▶ [Text]
BEGIN

Overall survival rates in each study are summarized in Supplemental Digital Content Table 4 (http://links.lww.com/SLA/D904). The estimated pooled proportion of patients alive after 1-, 3-, and 5-year survival were 85%, 75%, and 69% for the IBS group and 88%, 74%, and 72% for the no-IBS group. Four studies used propensity score matching and reported corrected HRs,23,2729 whereas 2 studies reported uncorrected HRs only.22,24 As shown in Supplemental Digital Content Figure 1 (http://links.lww.com/SLA/D904), IBS appeared not associated with impaired overall survival when pooling uncorrected estimates (HR=1.02, 95% CI=0.81–1.27, P=0.87, IBS n=756, no-IBS n=478, Supplemental Digital Content Fig. 1a, http://links.lww.com/SLA/D904) nor when pooling corrected estimates (HR=1.07, 95% CI=0.70–1.62, P=0.75, IBS n=349, no-IBS n=263, Supplemental Digital Content Fig. 1b, http://links.lww.com/SLA/D904) or a combination of the 2 (HR=1.04, 95% CI=0.79–1.37, P=0.76, IBS n=495, no-IBS n=356, Supplemental Digital Content Fig.1c, Supplemental Digital Content 1, http://links.lww.com/SLA/D904). No significant between-study heterogeneity was present.

DISCUSSION

This study aimed to assess the effect of IBS during liver transplantation for HCC patients on disease-free survival, HCC recurrence and overall survival after liver transplantation. None of the included studies reported a significant association between the use of IBS and impaired disease-free survival, increased recurrence rates or impaired overall survival. Pooled results unambiguously indicate that the use of IBS during liver transplantation resulted in equal posttransplant recurrence rates and overall survival as compared with patients who did not receive IBS.

Use of IBS during oncologic surgery remains controversial. In theory, IBS may cause the dissemination of malignant cells in the systemic circulation.30 However, the majority of previous studies on the use of IBS for oncologic surgery did not find an association between IBS and recurrence of malignant disease. Waters et al11 evaluated the use of IBS in oncologic surgery and demonstrated that the majority of studies reported no difference in recurrence rates, whereas some even reported lower recurrence rates after the use of IBS. In subgroup analysis on prostate cancer and colorectal cancer, no significant differences in recurrence between the IBS and no-IBS groups were reported.11 These results are concordant with the present analysis.

Previous studies also suggested that IBS may not be a source of disseminated tumor cells. Hansen et al31 provided a case series (n=61) in which 26% of the patients had circulating tumor cells in a venous blood sample after oncologic surgery, not caused by the use of IBS. Thereby, Kumar et al13 suggested that morphologic changes and physical traumatism on neoplastic cells due to the salvage process alone lead to loss of viability. The danger of small numbers of circulating malignant cells, in the context of IBS, may be questioned as the metastatic process is very inefficient due to the regulation of malignant-cell growth in secondary sites.32 As an example, an in vivo experiment where cultured melanoma cells were injected into the mesenteric veins of healthy mice, only 2% of the cells had the capacity to form micro metastasis.33 Therefore, the risk of disseminated malignant cells giving rise to metastasis through the use of IBS could be very low on a theoretical basis.

END

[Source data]
BEGIN

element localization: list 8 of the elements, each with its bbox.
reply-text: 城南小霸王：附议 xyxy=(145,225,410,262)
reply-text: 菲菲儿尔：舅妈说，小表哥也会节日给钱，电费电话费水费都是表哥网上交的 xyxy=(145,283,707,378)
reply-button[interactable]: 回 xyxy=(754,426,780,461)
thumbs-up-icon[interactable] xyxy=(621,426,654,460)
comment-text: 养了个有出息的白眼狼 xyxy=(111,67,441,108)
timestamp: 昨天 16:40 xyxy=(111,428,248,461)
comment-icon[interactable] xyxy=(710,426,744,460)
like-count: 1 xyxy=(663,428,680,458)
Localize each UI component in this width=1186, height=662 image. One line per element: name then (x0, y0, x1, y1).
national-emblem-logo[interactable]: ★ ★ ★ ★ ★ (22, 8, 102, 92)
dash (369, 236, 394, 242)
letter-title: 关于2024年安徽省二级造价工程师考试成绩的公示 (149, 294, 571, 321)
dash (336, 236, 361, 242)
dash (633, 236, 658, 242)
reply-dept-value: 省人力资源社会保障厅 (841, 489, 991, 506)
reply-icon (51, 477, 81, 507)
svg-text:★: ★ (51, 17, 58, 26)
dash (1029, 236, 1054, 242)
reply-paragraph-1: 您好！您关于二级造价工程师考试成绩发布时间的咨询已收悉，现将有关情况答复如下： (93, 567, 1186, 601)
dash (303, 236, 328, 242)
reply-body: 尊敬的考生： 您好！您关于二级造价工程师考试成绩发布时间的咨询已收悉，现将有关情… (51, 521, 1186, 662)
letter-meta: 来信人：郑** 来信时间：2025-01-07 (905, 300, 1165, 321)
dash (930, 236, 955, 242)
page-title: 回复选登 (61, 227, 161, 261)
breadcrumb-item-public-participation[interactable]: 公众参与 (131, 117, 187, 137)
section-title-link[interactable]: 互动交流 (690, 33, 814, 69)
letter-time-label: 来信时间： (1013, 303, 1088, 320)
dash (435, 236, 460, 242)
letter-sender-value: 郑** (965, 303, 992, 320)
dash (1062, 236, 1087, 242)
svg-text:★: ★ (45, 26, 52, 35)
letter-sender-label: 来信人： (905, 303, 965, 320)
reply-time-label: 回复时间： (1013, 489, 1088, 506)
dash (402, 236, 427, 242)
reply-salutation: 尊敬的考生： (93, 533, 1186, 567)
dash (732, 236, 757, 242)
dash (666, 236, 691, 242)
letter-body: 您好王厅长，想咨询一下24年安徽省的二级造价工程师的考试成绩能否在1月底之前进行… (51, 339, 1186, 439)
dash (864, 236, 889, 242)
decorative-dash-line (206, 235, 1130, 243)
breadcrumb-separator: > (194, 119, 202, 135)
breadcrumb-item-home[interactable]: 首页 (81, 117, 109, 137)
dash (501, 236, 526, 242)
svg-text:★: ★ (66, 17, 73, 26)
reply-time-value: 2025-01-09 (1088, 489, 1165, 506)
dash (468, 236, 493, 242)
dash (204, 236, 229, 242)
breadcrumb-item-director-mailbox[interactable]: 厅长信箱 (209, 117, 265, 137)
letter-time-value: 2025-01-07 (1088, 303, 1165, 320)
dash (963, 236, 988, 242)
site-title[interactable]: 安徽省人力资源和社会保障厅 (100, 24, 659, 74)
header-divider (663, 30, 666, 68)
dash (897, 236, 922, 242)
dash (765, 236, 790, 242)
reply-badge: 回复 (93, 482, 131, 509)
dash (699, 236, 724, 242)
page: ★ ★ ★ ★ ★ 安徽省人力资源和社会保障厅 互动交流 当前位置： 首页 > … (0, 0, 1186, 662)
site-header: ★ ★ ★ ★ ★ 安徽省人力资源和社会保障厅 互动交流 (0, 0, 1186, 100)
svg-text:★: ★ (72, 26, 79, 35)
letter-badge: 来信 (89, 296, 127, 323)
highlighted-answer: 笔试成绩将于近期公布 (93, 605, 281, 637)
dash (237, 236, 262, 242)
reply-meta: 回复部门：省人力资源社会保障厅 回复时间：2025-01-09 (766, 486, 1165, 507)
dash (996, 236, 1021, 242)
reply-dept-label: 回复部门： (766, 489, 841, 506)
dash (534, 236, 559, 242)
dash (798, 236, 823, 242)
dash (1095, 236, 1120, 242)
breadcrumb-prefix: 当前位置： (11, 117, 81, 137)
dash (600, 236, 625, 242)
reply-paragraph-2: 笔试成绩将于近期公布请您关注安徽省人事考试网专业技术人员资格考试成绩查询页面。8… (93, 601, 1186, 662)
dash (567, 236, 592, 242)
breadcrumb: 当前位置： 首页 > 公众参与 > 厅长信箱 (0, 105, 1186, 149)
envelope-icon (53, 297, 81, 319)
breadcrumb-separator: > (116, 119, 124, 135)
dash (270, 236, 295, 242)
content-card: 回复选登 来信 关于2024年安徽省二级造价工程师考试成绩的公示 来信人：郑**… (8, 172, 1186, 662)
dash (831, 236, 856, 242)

END

▶ [What you have to do] Copy the passage of the blood salvage study from "This study aimed" up to and including "not receive IBS.".

▶ [Solution to this task]
This study aimed to assess the effect of IBS during liver transplantation for HCC patients on disease-free survival, HCC recurrence and overall survival after liver transplantation. None of the included studies reported a significant association between the use of IBS and impaired disease-free survival, increased recurrence rates or impaired overall survival. Pooled results unambiguously indicate that the use of IBS during liver transplantation resulted in equal posttransplant recurrence rates and overall survival as compared with patients who did not receive IBS.